_To do_
Images excluded, repeat each entry below exactly.
-- Start Input data --
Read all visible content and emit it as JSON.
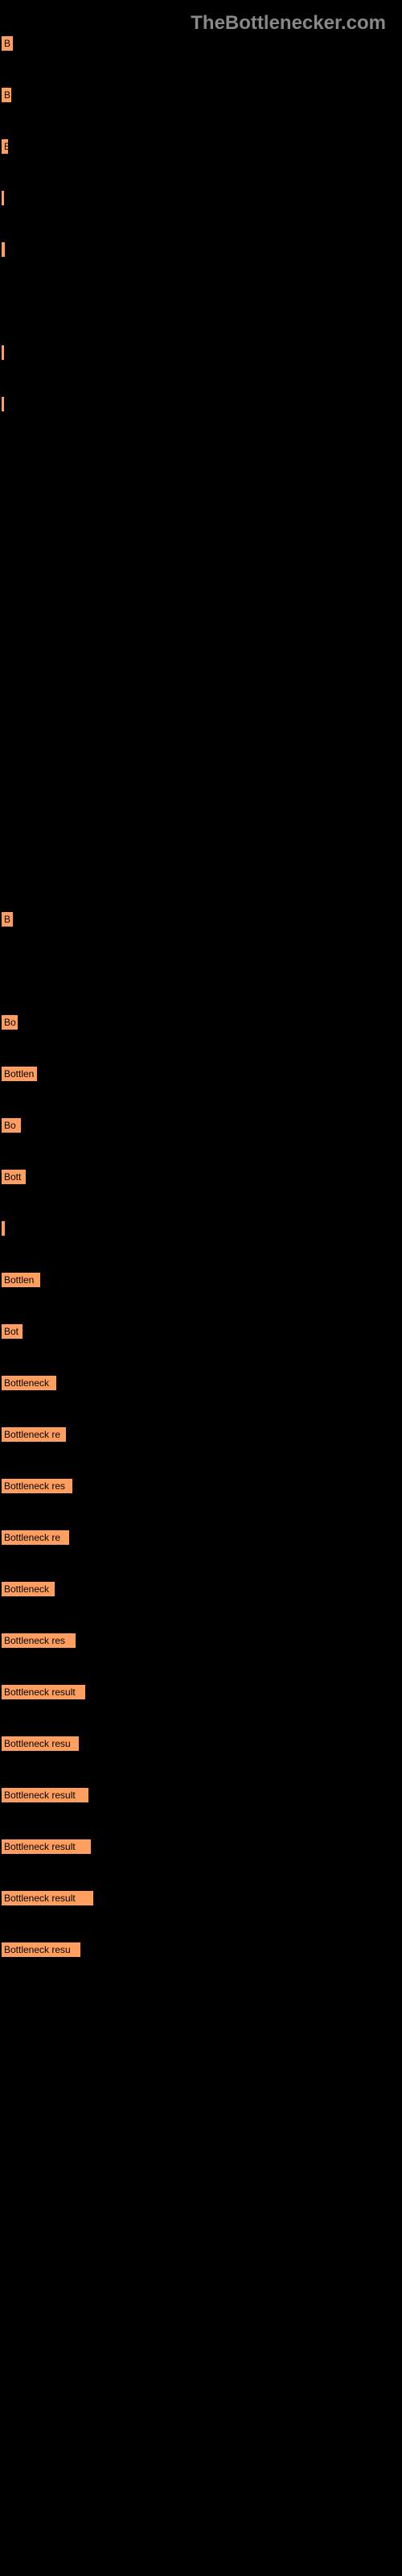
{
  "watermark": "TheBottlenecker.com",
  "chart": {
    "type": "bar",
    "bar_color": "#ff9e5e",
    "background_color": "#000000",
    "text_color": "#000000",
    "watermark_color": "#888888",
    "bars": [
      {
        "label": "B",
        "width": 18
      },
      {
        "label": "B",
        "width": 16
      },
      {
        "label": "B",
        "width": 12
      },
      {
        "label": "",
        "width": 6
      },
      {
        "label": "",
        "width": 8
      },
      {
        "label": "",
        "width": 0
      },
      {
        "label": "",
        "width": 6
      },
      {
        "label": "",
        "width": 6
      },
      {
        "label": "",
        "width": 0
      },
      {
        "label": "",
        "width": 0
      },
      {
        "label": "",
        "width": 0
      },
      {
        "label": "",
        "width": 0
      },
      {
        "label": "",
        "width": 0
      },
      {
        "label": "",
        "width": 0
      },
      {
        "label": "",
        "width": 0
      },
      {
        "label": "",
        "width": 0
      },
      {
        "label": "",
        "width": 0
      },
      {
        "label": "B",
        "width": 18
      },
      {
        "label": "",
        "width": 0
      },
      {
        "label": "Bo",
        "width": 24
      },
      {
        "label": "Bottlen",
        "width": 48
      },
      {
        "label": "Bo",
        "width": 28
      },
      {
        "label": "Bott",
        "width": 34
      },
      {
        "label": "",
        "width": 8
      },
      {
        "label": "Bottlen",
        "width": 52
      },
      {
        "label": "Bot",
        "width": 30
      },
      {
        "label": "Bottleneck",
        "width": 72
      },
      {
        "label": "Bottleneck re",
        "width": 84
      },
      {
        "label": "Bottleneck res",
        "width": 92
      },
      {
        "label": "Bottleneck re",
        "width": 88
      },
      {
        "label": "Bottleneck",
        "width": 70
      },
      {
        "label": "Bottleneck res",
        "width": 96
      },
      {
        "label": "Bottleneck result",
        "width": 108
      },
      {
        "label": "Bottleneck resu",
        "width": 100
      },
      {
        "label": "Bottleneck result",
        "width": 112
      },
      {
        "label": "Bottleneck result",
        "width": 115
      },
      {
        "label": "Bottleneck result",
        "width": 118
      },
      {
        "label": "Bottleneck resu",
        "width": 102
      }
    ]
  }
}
-- End Input data --
_Exercise result_
Read all visible content and emit it as JSON.
{
  "watermark": "TheBottlenecker.com",
  "chart": {
    "type": "bar",
    "bar_color": "#ff9e5e",
    "background_color": "#000000",
    "text_color": "#000000",
    "watermark_color": "#888888",
    "bars": [
      {
        "label": "B",
        "width": 18
      },
      {
        "label": "B",
        "width": 16
      },
      {
        "label": "B",
        "width": 12
      },
      {
        "label": "",
        "width": 6
      },
      {
        "label": "",
        "width": 8
      },
      {
        "label": "",
        "width": 0
      },
      {
        "label": "",
        "width": 6
      },
      {
        "label": "",
        "width": 6
      },
      {
        "label": "",
        "width": 0
      },
      {
        "label": "",
        "width": 0
      },
      {
        "label": "",
        "width": 0
      },
      {
        "label": "",
        "width": 0
      },
      {
        "label": "",
        "width": 0
      },
      {
        "label": "",
        "width": 0
      },
      {
        "label": "",
        "width": 0
      },
      {
        "label": "",
        "width": 0
      },
      {
        "label": "",
        "width": 0
      },
      {
        "label": "B",
        "width": 18
      },
      {
        "label": "",
        "width": 0
      },
      {
        "label": "Bo",
        "width": 24
      },
      {
        "label": "Bottlen",
        "width": 48
      },
      {
        "label": "Bo",
        "width": 28
      },
      {
        "label": "Bott",
        "width": 34
      },
      {
        "label": "",
        "width": 8
      },
      {
        "label": "Bottlen",
        "width": 52
      },
      {
        "label": "Bot",
        "width": 30
      },
      {
        "label": "Bottleneck",
        "width": 72
      },
      {
        "label": "Bottleneck re",
        "width": 84
      },
      {
        "label": "Bottleneck res",
        "width": 92
      },
      {
        "label": "Bottleneck re",
        "width": 88
      },
      {
        "label": "Bottleneck",
        "width": 70
      },
      {
        "label": "Bottleneck res",
        "width": 96
      },
      {
        "label": "Bottleneck result",
        "width": 108
      },
      {
        "label": "Bottleneck resu",
        "width": 100
      },
      {
        "label": "Bottleneck result",
        "width": 112
      },
      {
        "label": "Bottleneck result",
        "width": 115
      },
      {
        "label": "Bottleneck result",
        "width": 118
      },
      {
        "label": "Bottleneck resu",
        "width": 102
      }
    ]
  }
}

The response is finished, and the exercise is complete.